● What the exercise asks: Tell me how many lines hold "name", please, using only the number.

● Exercise input:
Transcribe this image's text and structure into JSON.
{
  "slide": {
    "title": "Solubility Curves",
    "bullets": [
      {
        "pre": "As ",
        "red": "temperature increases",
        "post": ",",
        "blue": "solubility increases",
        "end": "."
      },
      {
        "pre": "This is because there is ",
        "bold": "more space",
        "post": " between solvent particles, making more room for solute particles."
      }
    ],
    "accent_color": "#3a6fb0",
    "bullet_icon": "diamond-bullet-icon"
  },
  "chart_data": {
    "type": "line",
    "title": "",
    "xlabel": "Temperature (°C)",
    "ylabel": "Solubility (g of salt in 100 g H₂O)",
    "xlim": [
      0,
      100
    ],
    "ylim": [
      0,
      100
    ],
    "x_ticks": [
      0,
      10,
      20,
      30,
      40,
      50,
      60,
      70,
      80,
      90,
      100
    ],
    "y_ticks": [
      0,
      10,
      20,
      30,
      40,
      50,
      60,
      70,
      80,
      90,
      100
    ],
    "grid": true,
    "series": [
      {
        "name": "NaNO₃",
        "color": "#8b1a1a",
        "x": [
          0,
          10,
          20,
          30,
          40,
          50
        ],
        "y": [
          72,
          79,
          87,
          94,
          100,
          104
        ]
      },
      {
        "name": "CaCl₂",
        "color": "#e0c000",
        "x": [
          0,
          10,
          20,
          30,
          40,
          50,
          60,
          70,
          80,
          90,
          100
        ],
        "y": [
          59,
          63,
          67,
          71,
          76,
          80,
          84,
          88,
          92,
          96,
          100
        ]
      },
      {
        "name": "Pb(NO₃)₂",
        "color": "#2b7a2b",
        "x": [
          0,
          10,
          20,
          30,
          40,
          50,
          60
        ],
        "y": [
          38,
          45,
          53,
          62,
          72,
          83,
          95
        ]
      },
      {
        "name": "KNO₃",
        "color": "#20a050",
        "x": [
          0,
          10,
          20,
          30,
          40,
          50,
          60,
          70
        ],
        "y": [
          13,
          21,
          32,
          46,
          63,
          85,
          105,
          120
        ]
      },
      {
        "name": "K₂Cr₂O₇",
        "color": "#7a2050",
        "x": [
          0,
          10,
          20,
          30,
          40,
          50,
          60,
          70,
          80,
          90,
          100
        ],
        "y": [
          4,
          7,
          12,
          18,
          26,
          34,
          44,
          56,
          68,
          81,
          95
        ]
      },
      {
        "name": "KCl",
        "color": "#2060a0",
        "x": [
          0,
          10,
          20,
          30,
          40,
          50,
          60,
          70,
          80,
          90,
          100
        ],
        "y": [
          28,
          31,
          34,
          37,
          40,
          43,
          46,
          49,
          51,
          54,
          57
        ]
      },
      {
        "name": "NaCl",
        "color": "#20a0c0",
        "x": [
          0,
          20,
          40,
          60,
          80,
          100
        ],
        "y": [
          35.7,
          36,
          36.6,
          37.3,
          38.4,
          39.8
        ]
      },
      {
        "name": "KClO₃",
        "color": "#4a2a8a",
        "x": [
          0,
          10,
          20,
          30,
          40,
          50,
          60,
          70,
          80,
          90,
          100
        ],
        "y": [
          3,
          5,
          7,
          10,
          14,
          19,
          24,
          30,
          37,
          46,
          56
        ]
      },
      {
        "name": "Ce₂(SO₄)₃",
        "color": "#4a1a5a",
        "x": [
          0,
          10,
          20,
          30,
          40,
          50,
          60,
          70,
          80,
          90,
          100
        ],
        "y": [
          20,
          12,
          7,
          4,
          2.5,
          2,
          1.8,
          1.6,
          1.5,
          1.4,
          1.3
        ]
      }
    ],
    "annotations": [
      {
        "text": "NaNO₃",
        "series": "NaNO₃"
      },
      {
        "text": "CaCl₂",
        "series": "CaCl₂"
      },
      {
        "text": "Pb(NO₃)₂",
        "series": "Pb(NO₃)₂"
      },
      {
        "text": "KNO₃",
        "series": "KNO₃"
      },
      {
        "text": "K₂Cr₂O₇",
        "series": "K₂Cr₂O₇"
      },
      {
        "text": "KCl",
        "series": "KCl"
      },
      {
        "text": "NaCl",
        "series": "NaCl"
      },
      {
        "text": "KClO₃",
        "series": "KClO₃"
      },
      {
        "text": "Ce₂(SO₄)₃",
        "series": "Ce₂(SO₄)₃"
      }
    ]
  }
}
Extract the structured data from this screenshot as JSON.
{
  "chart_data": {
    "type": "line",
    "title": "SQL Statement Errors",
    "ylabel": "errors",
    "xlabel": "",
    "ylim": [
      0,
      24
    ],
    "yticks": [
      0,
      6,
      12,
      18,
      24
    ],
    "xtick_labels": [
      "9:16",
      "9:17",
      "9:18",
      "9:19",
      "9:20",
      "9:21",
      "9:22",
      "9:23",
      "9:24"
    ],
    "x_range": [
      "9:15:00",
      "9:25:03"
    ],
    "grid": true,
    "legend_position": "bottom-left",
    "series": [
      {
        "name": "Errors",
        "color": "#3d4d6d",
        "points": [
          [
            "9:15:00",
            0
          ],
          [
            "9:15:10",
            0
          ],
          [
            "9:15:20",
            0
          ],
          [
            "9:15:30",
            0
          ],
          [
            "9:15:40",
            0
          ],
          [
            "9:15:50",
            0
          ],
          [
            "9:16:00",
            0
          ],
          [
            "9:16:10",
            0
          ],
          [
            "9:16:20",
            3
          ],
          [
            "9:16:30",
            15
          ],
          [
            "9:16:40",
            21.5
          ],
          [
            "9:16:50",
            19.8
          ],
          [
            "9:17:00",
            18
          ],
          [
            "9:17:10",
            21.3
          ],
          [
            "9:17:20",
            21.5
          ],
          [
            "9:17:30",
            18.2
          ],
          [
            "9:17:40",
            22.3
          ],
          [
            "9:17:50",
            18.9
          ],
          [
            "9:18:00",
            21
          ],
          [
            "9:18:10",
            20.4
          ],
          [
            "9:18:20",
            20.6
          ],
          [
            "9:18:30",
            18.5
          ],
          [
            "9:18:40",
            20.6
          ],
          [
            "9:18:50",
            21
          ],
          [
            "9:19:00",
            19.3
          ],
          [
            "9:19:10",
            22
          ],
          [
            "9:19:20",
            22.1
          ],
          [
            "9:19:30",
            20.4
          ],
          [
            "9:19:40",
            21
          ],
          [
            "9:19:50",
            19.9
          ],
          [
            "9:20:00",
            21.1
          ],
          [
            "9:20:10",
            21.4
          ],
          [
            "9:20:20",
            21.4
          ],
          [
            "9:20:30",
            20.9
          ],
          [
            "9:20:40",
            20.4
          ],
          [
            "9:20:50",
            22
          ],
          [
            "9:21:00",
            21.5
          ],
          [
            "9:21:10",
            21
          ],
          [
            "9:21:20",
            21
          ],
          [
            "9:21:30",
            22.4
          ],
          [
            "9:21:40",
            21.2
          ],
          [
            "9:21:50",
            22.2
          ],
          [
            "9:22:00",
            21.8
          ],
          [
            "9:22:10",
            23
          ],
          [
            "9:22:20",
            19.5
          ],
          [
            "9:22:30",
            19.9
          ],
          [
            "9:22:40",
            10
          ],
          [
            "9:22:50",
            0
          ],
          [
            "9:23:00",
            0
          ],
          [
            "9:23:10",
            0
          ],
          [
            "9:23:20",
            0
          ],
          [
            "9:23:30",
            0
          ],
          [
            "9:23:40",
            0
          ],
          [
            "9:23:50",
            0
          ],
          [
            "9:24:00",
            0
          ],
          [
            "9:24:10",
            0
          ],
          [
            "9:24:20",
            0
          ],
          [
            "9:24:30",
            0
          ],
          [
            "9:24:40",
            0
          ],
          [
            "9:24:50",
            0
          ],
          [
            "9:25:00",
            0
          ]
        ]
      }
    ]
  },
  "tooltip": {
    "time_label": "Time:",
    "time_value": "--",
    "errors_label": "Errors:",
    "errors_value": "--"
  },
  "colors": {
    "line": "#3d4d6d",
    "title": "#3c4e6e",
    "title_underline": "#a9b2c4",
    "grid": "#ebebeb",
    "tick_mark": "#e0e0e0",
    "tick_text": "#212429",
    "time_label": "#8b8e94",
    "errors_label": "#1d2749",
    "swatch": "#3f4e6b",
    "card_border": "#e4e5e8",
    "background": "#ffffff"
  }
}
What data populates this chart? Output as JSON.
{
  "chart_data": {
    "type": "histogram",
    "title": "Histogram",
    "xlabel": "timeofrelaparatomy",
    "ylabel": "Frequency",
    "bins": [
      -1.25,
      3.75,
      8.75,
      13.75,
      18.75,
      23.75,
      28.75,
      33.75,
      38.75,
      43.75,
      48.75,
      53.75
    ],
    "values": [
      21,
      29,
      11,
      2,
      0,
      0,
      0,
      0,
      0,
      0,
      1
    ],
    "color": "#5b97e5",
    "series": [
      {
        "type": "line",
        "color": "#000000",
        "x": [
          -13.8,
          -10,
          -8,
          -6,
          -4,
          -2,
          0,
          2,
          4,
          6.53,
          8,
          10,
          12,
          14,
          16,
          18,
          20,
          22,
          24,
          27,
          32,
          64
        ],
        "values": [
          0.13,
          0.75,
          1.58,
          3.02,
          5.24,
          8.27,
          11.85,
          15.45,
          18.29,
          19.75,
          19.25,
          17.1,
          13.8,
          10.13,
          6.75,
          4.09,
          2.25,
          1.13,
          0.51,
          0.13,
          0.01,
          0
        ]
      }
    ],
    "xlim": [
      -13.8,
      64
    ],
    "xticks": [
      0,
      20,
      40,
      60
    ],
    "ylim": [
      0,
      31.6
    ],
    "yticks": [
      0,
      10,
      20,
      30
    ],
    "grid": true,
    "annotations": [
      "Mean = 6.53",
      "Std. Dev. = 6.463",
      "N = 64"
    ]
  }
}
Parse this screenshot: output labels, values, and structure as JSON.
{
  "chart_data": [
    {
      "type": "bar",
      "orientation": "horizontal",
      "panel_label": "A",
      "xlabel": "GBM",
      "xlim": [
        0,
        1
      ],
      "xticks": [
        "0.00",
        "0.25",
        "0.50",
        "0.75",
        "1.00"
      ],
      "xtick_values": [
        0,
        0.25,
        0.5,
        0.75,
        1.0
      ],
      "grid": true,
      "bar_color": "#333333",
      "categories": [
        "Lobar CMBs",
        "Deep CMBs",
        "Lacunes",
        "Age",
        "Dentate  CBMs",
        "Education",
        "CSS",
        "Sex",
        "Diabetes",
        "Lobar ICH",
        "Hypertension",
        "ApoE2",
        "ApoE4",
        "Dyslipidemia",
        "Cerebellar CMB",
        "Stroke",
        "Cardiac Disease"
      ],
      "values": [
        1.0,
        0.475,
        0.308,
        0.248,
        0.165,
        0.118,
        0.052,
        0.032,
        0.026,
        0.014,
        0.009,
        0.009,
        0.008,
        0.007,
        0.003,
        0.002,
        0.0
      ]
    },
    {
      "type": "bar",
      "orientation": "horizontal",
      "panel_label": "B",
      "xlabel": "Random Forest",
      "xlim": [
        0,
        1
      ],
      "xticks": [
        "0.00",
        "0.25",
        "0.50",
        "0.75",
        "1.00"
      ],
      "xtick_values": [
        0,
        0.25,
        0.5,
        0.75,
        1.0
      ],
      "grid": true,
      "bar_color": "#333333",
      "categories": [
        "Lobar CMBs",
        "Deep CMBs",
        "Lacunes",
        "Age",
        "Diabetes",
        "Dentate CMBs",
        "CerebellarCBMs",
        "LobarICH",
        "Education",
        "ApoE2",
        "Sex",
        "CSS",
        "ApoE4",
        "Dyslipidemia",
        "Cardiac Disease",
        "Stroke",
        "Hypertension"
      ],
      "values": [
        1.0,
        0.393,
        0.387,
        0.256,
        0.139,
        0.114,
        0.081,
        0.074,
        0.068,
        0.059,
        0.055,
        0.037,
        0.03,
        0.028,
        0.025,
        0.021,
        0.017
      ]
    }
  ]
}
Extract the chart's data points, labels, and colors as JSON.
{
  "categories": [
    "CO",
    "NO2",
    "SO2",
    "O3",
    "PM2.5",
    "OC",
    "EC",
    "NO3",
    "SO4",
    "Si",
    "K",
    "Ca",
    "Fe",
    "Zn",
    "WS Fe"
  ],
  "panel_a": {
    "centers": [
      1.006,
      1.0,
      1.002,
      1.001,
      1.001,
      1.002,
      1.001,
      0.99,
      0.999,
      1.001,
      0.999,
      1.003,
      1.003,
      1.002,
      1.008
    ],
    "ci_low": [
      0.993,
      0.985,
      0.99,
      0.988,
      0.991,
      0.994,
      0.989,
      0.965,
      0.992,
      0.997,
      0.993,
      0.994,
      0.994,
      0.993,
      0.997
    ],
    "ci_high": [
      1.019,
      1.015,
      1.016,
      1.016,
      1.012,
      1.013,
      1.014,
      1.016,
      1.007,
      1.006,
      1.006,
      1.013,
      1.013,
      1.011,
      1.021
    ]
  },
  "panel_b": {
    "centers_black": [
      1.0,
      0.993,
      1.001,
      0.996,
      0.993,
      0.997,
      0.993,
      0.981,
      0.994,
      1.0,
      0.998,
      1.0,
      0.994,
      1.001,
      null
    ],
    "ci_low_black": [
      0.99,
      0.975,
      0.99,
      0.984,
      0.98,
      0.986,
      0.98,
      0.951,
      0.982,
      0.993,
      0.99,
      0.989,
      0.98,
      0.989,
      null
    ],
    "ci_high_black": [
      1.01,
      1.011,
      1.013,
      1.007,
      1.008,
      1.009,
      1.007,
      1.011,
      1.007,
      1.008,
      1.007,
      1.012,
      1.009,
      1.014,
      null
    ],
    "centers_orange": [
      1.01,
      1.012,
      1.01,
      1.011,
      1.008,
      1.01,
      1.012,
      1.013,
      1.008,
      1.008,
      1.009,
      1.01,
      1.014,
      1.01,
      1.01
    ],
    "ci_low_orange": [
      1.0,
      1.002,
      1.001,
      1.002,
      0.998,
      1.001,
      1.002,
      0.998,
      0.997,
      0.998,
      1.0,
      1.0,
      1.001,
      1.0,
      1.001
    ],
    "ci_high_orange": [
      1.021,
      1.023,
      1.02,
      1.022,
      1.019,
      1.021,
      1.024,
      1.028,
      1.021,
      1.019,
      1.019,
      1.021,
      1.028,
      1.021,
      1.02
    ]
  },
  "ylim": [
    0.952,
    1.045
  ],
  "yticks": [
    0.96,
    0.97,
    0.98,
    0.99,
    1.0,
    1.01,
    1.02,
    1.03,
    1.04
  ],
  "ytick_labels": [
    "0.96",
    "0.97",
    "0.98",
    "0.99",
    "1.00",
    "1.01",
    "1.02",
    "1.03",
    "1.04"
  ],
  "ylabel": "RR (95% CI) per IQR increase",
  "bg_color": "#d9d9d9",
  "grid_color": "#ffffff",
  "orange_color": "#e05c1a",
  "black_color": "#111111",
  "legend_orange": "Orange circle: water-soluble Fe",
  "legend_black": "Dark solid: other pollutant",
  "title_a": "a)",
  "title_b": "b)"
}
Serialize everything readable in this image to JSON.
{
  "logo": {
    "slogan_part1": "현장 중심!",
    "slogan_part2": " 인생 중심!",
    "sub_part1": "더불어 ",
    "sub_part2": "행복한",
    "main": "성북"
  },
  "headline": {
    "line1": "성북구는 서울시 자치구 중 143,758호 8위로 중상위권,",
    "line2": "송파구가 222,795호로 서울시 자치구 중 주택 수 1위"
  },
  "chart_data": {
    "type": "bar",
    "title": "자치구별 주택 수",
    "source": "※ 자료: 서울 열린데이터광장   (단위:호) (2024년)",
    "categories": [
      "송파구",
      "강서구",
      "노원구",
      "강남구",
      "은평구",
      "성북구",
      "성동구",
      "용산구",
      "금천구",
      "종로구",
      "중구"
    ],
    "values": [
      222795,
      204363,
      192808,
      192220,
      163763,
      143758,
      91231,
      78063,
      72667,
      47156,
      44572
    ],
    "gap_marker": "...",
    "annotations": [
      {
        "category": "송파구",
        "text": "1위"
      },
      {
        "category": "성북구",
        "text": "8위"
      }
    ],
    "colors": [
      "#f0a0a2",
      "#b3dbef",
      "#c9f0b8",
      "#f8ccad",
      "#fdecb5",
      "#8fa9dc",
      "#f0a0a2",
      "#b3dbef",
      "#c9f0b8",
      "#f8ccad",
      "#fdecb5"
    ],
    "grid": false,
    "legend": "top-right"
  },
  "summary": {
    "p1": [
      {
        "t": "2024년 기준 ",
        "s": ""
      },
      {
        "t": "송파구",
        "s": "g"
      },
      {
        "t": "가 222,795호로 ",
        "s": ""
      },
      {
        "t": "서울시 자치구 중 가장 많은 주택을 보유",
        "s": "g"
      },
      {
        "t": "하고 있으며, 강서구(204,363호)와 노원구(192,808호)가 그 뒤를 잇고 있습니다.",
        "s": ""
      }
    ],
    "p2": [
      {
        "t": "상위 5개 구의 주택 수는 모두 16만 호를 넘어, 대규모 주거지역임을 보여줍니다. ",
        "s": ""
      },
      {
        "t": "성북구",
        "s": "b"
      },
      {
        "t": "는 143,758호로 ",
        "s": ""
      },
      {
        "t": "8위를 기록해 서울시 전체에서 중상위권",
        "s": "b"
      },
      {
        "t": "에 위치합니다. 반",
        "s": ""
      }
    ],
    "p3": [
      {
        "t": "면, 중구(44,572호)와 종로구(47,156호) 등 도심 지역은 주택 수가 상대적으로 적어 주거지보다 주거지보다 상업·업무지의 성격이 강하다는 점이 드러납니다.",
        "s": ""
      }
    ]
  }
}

● Reply to the exercise: 10